↓↓↓
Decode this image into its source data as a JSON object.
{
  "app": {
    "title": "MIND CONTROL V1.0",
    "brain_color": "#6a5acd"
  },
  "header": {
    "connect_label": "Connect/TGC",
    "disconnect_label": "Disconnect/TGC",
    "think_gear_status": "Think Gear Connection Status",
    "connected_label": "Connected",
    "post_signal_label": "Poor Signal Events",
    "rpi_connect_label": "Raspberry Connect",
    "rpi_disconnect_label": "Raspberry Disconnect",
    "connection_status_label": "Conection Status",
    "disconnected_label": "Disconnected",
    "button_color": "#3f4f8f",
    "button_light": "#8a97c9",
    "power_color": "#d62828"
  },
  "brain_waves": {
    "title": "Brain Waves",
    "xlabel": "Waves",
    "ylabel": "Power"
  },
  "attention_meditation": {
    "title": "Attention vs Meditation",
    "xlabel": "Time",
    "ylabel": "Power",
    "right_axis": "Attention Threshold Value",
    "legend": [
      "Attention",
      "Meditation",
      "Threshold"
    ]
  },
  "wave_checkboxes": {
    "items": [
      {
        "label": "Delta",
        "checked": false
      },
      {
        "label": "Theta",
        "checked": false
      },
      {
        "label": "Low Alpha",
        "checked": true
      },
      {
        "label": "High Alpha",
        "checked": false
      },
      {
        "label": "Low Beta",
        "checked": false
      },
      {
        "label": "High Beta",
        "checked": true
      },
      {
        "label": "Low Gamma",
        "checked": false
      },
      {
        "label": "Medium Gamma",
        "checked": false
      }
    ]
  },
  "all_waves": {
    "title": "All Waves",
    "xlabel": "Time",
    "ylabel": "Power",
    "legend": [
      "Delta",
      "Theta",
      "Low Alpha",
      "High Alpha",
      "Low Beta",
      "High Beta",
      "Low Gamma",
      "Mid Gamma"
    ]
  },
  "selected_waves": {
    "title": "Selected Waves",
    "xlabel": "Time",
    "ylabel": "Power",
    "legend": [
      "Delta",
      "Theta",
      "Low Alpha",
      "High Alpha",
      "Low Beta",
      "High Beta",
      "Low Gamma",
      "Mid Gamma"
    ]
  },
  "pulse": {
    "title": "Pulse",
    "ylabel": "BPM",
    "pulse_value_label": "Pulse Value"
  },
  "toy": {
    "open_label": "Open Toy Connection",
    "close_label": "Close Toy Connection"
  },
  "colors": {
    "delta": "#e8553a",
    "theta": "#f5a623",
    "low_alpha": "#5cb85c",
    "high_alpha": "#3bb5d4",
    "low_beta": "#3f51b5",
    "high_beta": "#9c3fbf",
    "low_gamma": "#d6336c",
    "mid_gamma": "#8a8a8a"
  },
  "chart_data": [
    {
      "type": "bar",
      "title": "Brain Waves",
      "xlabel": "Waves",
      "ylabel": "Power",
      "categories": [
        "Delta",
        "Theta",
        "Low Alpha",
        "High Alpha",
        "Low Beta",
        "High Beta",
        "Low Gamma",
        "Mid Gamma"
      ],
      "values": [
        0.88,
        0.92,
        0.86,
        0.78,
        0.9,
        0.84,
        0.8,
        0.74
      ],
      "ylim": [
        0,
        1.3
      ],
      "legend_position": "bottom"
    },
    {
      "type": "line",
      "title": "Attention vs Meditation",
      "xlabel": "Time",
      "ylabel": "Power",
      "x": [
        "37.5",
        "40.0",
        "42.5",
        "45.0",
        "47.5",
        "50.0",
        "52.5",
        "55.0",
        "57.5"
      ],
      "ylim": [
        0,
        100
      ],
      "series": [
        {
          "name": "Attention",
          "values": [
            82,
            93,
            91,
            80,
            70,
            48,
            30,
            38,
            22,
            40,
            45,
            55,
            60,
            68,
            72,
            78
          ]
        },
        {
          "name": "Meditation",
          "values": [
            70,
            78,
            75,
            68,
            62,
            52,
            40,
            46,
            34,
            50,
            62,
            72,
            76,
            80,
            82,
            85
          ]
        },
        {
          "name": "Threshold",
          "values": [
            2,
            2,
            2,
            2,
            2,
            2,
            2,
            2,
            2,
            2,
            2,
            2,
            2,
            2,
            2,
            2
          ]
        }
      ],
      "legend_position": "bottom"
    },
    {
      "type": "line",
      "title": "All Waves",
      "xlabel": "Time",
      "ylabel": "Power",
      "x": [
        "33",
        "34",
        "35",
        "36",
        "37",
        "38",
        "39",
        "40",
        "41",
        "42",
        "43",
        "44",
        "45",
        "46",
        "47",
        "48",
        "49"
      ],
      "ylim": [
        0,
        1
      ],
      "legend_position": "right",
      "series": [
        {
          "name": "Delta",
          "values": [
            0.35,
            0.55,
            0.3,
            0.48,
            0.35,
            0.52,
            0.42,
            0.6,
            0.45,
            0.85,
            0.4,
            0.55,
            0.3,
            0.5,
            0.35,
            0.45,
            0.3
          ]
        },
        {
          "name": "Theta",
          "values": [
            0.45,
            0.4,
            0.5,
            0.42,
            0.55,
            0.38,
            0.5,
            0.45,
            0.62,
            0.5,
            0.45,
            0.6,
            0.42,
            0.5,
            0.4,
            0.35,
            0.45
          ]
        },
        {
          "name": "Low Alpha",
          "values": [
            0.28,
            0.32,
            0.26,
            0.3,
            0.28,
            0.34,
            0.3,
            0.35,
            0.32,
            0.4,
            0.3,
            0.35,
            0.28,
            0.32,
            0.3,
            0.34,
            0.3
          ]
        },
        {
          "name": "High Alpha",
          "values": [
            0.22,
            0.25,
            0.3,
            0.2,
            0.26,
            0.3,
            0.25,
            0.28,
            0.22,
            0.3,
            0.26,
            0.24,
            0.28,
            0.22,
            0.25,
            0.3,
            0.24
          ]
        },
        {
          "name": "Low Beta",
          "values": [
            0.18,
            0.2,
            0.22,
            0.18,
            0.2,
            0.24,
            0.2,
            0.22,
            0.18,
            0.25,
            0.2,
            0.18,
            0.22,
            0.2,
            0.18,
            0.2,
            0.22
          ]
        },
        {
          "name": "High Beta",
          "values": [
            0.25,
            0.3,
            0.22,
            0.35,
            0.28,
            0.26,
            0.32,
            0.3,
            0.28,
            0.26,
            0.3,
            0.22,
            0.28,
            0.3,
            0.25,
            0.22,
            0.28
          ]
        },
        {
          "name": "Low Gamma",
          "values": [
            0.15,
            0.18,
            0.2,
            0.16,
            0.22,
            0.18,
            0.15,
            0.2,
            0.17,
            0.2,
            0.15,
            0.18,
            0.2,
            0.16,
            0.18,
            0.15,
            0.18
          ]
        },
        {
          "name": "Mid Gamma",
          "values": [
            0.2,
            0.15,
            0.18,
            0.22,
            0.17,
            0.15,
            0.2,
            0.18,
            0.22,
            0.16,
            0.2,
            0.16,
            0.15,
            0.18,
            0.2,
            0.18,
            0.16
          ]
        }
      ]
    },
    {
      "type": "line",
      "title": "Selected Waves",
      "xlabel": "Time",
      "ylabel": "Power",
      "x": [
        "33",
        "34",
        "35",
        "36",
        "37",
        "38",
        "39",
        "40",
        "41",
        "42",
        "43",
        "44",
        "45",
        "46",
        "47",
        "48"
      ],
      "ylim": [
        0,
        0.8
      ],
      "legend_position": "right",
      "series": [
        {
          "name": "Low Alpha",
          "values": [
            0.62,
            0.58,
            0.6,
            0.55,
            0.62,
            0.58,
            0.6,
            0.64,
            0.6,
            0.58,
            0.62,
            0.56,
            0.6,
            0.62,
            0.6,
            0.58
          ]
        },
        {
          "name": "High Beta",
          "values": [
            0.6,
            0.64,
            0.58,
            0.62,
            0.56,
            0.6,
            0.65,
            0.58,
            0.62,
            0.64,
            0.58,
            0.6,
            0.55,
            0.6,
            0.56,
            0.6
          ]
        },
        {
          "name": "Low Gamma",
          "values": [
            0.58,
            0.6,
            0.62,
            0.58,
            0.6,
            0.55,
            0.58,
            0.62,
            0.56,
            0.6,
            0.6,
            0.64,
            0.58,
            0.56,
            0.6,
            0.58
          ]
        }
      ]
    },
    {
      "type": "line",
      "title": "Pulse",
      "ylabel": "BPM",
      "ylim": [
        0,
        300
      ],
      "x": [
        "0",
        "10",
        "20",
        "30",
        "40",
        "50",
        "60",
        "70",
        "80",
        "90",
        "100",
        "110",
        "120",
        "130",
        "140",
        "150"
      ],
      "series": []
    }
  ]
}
↑↑↑
### STATED TASK
Find the word "Threshold" in the entries, and copy every line it shows up in.

### COMPLETED EXERCISE
    "right_axis": "Attention Threshold Value",
      "Threshold"
          "name": "Threshold",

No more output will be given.